- **TASK STATEMENT**: Give a verbatim copy of the lines below, minus the pictures.

** Start **

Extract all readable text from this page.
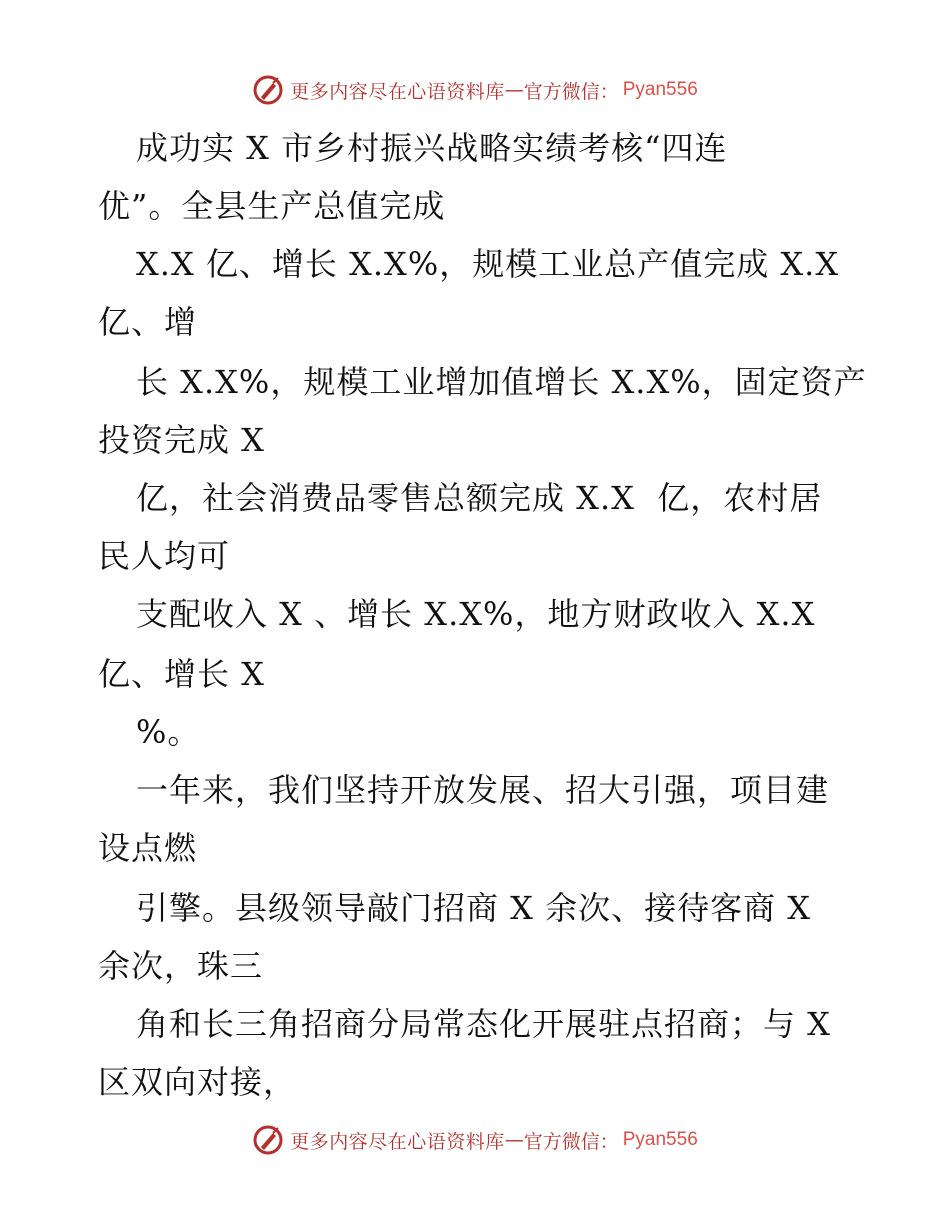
更多内容尽在心语资料库 — 官方微信： Pyan556
成功实 X 市乡村振兴战略实绩考核“四连
优”。全县生产总值完成
X.X 亿、增长 X.X%，规模工业总产值完成 X.X
亿、增
长 X.X%，规模工业增加值增长 X.X%，固定资产
投资完成 X
亿，社会消费品零售总额完成 X.X  亿，农村居
民人均可
支配收入 X 、增长 X.X%，地方财政收入 X.X
亿、增长 X
%。
一年来，我们坚持开放发展、招大引强，项目建
设点燃
引擎。县级领导敲门招商 X 余次、接待客商 X
余次，珠三
角和长三角招商分局常态化开展驻点招商；与 X
区双向对接，
更多内容尽在心语资料库 — 官方微信： Pyan556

** End **

- **WRITTEN RESPONSE**:
Extract all readable text from this page.
更多内容尽在心语资料库 — 官方微信： Pyan556
成功实 X 市乡村振兴战略实绩考核“四连
优”。全县生产总值完成
X.X 亿、增长 X.X%，规模工业总产值完成 X.X
亿、增
长 X.X%，规模工业增加值增长 X.X%，固定资产
投资完成 X
亿，社会消费品零售总额完成 X.X  亿，农村居
民人均可
支配收入 X 、增长 X.X%，地方财政收入 X.X
亿、增长 X
%。
一年来，我们坚持开放发展、招大引强，项目建
设点燃
引擎。县级领导敲门招商 X 余次、接待客商 X
余次，珠三
角和长三角招商分局常态化开展驻点招商；与 X
区双向对接，
更多内容尽在心语资料库 — 官方微信： Pyan556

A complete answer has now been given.